Task details
Would you output all the entries below without altering a word?

Source data

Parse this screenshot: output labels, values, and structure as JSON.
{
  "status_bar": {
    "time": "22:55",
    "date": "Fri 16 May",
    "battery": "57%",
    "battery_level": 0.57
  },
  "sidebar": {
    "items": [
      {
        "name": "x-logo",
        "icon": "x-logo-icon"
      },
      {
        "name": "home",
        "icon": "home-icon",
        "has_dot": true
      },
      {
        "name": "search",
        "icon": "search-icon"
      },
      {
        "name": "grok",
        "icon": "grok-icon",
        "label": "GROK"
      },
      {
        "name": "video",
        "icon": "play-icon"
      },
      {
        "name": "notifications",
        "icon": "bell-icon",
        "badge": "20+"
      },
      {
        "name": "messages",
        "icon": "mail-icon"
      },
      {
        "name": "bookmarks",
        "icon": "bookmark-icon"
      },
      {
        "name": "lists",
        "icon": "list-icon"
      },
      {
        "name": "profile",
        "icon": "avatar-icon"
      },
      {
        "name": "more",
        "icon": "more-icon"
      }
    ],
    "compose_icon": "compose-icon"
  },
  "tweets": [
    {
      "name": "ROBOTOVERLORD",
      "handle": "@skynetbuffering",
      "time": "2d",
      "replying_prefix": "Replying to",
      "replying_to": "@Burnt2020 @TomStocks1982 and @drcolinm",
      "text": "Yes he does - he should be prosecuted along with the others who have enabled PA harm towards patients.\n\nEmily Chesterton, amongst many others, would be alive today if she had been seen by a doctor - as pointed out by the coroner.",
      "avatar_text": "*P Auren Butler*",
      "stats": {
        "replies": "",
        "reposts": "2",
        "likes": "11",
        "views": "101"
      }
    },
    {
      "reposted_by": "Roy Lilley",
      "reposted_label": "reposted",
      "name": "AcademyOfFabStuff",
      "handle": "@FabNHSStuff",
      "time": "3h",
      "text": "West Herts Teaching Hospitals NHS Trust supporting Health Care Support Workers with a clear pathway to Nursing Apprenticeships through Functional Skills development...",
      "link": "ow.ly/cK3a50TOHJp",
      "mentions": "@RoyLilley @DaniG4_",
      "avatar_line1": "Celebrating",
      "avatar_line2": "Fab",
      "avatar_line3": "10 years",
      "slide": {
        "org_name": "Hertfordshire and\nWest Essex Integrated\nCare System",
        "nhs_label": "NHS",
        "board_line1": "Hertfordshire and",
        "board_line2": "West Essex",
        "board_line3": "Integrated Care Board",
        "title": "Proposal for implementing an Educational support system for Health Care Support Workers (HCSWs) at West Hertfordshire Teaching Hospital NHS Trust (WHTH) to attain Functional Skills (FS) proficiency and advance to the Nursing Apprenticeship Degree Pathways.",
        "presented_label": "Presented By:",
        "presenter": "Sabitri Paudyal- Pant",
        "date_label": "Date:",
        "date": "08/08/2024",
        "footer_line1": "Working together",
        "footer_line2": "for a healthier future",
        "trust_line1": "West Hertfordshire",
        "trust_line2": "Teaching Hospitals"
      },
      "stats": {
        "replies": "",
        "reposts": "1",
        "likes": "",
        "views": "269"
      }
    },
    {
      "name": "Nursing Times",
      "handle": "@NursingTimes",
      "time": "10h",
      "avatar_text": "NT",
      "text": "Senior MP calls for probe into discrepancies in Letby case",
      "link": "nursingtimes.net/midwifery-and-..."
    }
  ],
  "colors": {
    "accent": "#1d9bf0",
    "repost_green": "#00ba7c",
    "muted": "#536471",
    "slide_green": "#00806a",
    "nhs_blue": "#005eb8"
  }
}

Answer for the task
Parse this screenshot: output labels, values, and structure as JSON.
{
  "status_bar": {
    "time": "22:55",
    "date": "Fri 16 May",
    "battery": "57%",
    "battery_level": 0.57
  },
  "sidebar": {
    "items": [
      {
        "name": "x-logo",
        "icon": "x-logo-icon"
      },
      {
        "name": "home",
        "icon": "home-icon",
        "has_dot": true
      },
      {
        "name": "search",
        "icon": "search-icon"
      },
      {
        "name": "grok",
        "icon": "grok-icon",
        "label": "GROK"
      },
      {
        "name": "video",
        "icon": "play-icon"
      },
      {
        "name": "notifications",
        "icon": "bell-icon",
        "badge": "20+"
      },
      {
        "name": "messages",
        "icon": "mail-icon"
      },
      {
        "name": "bookmarks",
        "icon": "bookmark-icon"
      },
      {
        "name": "lists",
        "icon": "list-icon"
      },
      {
        "name": "profile",
        "icon": "avatar-icon"
      },
      {
        "name": "more",
        "icon": "more-icon"
      }
    ],
    "compose_icon": "compose-icon"
  },
  "tweets": [
    {
      "name": "ROBOTOVERLORD",
      "handle": "@skynetbuffering",
      "time": "2d",
      "replying_prefix": "Replying to",
      "replying_to": "@Burnt2020 @TomStocks1982 and @drcolinm",
      "text": "Yes he does - he should be prosecuted along with the others who have enabled PA harm towards patients.\n\nEmily Chesterton, amongst many others, would be alive today if she had been seen by a doctor - as pointed out by the coroner.",
      "avatar_text": "*P Auren Butler*",
      "stats": {
        "replies": "",
        "reposts": "2",
        "likes": "11",
        "views": "101"
      }
    },
    {
      "reposted_by": "Roy Lilley",
      "reposted_label": "reposted",
      "name": "AcademyOfFabStuff",
      "handle": "@FabNHSStuff",
      "time": "3h",
      "text": "West Herts Teaching Hospitals NHS Trust supporting Health Care Support Workers with a clear pathway to Nursing Apprenticeships through Functional Skills development...",
      "link": "ow.ly/cK3a50TOHJp",
      "mentions": "@RoyLilley @DaniG4_",
      "avatar_line1": "Celebrating",
      "avatar_line2": "Fab",
      "avatar_line3": "10 years",
      "slide": {
        "org_name": "Hertfordshire and\nWest Essex Integrated\nCare System",
        "nhs_label": "NHS",
        "board_line1": "Hertfordshire and",
        "board_line2": "West Essex",
        "board_line3": "Integrated Care Board",
        "title": "Proposal for implementing an Educational support system for Health Care Support Workers (HCSWs) at West Hertfordshire Teaching Hospital NHS Trust (WHTH) to attain Functional Skills (FS) proficiency and advance to the Nursing Apprenticeship Degree Pathways.",
        "presented_label": "Presented By:",
        "presenter": "Sabitri Paudyal- Pant",
        "date_label": "Date:",
        "date": "08/08/2024",
        "footer_line1": "Working together",
        "footer_line2": "for a healthier future",
        "trust_line1": "West Hertfordshire",
        "trust_line2": "Teaching Hospitals"
      },
      "stats": {
        "replies": "",
        "reposts": "1",
        "likes": "",
        "views": "269"
      }
    },
    {
      "name": "Nursing Times",
      "handle": "@NursingTimes",
      "time": "10h",
      "avatar_text": "NT",
      "text": "Senior MP calls for probe into discrepancies in Letby case",
      "link": "nursingtimes.net/midwifery-and-..."
    }
  ],
  "colors": {
    "accent": "#1d9bf0",
    "repost_green": "#00ba7c",
    "muted": "#536471",
    "slide_green": "#00806a",
    "nhs_blue": "#005eb8"
  }
}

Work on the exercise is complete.